* [Given instruction] Copy every line that mentions the word "label".

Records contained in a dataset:
==================================================
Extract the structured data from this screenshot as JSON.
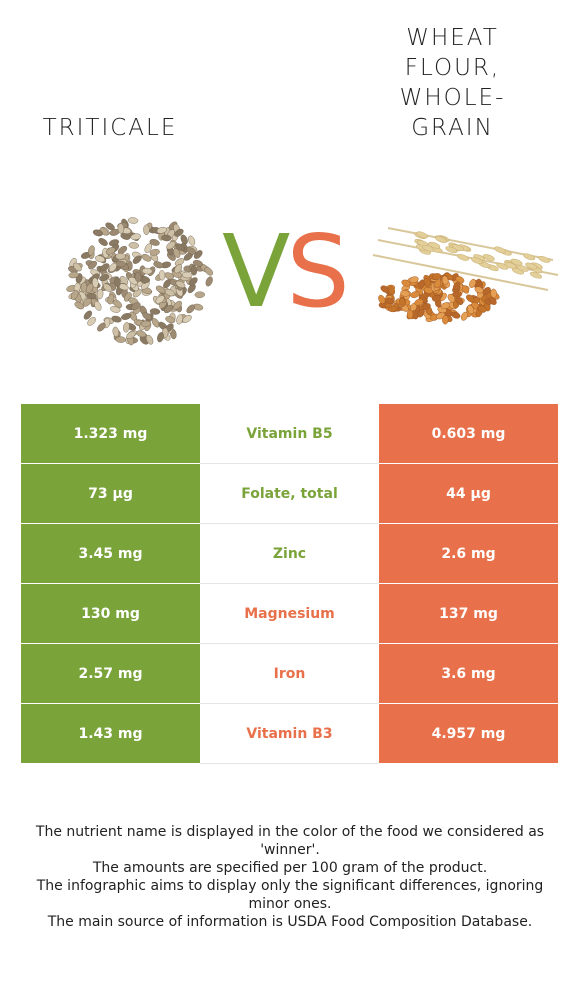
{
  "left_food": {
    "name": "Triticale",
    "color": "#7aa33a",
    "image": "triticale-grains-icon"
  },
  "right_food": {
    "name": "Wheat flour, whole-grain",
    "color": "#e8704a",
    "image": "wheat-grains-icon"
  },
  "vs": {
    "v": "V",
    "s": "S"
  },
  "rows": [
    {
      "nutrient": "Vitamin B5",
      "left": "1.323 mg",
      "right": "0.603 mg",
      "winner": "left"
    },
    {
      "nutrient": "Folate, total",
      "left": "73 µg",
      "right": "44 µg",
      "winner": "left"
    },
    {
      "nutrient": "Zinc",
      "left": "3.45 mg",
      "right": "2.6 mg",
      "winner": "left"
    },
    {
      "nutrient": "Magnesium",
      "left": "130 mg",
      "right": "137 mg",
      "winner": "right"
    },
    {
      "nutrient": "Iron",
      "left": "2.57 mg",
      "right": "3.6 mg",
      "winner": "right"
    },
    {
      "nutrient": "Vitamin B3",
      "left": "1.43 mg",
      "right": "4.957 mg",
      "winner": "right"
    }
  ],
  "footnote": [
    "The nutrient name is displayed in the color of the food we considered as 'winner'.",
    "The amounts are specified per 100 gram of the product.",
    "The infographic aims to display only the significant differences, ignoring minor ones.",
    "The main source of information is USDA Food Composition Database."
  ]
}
==================================================
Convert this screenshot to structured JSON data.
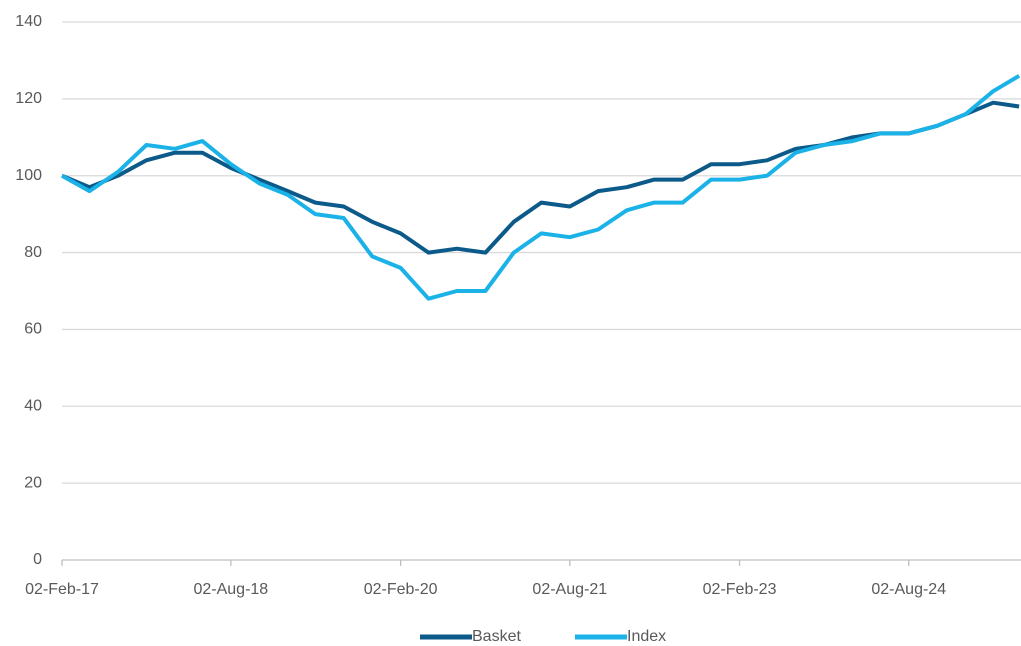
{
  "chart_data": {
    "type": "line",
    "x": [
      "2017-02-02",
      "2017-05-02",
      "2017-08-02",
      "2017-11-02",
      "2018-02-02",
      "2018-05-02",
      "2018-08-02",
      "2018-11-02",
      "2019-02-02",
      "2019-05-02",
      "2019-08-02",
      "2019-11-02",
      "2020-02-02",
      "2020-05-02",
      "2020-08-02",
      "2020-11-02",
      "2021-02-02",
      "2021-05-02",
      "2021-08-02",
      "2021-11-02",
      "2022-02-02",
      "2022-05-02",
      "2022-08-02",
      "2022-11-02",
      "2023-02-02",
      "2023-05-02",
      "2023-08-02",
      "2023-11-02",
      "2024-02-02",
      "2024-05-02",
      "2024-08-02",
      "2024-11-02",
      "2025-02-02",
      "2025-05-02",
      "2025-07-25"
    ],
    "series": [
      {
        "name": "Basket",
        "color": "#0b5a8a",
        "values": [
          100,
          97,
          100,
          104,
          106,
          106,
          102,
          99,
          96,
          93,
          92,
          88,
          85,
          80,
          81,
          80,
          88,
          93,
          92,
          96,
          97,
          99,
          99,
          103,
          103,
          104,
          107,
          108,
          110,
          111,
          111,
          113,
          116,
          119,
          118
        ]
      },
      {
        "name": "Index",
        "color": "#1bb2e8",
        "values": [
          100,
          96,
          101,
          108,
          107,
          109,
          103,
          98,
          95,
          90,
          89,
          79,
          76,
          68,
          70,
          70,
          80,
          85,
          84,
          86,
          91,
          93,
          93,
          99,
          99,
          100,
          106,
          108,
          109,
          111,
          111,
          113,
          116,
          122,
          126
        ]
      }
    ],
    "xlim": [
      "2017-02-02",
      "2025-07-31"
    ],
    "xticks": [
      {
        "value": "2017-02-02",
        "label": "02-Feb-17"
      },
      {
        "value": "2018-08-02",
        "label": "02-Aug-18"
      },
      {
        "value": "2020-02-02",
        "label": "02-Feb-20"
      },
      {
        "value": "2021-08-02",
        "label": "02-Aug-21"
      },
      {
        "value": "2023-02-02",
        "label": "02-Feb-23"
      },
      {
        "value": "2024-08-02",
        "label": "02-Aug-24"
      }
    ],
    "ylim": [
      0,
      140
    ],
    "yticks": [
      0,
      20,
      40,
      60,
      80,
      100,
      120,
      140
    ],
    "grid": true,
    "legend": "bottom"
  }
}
==================================================
* [Solution to this task]
        "label": "02-Feb-17"
        "label": "02-Aug-18"
        "label": "02-Feb-20"
        "label": "02-Aug-21"
        "label": "02-Feb-23"
        "label": "02-Aug-24"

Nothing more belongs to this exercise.